* What is expected *
Scan the data below and pick out the lines containing the word "JSON".

* Material provided *
—————
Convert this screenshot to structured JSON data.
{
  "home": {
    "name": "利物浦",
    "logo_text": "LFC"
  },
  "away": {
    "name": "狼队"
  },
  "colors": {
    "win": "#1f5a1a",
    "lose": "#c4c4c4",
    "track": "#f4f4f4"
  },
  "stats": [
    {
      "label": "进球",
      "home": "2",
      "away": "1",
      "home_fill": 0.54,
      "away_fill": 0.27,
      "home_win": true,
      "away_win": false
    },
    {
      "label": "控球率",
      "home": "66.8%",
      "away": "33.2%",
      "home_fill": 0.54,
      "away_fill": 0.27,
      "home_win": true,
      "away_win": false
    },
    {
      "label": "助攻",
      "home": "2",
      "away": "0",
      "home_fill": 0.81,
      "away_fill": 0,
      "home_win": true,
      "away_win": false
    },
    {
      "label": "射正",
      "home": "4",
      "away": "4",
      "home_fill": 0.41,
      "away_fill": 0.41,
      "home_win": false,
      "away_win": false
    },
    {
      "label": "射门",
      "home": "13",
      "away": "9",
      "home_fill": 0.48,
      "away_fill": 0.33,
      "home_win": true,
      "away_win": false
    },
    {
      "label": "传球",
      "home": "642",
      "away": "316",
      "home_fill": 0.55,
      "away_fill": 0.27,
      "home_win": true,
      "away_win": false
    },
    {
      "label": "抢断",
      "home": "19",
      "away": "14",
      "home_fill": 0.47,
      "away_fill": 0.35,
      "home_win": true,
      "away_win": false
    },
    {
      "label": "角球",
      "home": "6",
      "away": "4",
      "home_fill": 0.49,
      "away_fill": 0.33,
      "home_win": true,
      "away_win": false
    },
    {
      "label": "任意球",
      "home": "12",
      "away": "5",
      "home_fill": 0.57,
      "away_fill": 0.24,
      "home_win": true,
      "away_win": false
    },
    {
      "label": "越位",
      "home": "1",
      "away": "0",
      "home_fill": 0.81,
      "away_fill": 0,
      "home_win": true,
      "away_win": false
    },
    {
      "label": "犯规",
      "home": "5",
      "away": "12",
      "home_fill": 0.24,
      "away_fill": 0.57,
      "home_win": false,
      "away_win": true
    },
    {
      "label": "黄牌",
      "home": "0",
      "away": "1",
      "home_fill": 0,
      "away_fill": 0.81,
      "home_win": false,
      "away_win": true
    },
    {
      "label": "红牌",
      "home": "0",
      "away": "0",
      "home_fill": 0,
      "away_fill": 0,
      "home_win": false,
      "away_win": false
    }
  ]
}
—————
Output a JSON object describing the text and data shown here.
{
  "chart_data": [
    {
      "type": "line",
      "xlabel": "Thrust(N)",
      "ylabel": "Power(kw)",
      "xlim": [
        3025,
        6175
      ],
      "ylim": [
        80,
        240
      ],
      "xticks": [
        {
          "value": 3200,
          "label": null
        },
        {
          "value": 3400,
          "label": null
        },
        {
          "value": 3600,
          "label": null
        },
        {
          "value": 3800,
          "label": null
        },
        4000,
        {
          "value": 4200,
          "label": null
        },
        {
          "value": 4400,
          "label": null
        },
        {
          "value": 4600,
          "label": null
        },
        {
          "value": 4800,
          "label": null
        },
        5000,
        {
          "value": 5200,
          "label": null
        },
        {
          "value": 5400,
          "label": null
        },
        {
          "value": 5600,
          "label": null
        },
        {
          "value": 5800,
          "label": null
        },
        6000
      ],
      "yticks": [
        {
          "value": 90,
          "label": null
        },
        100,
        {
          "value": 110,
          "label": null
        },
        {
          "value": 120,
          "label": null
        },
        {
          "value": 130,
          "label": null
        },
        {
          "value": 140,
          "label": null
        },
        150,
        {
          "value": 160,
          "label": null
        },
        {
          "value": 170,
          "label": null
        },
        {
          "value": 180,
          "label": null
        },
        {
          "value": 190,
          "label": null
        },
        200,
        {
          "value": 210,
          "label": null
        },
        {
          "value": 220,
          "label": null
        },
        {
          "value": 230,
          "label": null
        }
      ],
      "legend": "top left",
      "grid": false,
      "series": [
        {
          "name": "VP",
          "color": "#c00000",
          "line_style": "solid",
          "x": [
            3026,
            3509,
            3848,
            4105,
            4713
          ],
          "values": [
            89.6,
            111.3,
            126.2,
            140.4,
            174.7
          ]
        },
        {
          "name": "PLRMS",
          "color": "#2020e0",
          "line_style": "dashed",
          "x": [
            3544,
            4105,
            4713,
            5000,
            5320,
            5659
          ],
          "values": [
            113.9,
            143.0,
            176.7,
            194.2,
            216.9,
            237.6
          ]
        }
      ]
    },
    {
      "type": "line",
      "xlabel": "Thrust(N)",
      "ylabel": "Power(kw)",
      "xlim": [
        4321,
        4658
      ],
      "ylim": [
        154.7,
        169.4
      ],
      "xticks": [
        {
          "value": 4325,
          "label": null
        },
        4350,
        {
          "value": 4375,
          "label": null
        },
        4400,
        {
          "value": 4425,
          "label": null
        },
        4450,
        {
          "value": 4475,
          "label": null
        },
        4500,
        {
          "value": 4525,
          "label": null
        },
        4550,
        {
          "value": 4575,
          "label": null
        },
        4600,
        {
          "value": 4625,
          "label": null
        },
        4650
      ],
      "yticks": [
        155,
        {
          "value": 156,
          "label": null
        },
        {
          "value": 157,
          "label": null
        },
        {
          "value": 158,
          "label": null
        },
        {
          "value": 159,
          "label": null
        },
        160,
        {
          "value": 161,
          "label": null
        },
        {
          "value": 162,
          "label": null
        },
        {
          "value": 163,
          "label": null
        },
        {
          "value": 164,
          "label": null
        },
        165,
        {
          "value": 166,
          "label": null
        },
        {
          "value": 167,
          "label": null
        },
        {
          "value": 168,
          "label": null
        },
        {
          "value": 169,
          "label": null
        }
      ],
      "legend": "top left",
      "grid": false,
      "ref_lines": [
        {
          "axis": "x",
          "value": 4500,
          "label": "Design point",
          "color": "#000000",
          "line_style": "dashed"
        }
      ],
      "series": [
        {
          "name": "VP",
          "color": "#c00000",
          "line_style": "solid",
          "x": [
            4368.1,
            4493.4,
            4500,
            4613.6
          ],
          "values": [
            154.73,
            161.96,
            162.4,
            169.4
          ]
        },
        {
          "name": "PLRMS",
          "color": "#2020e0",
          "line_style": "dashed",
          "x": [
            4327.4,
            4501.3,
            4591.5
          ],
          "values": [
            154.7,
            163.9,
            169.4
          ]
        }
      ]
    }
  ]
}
—————
* Completed task *
Convert this screenshot to structured JSON data.
Output a JSON object describing the text and data shown here.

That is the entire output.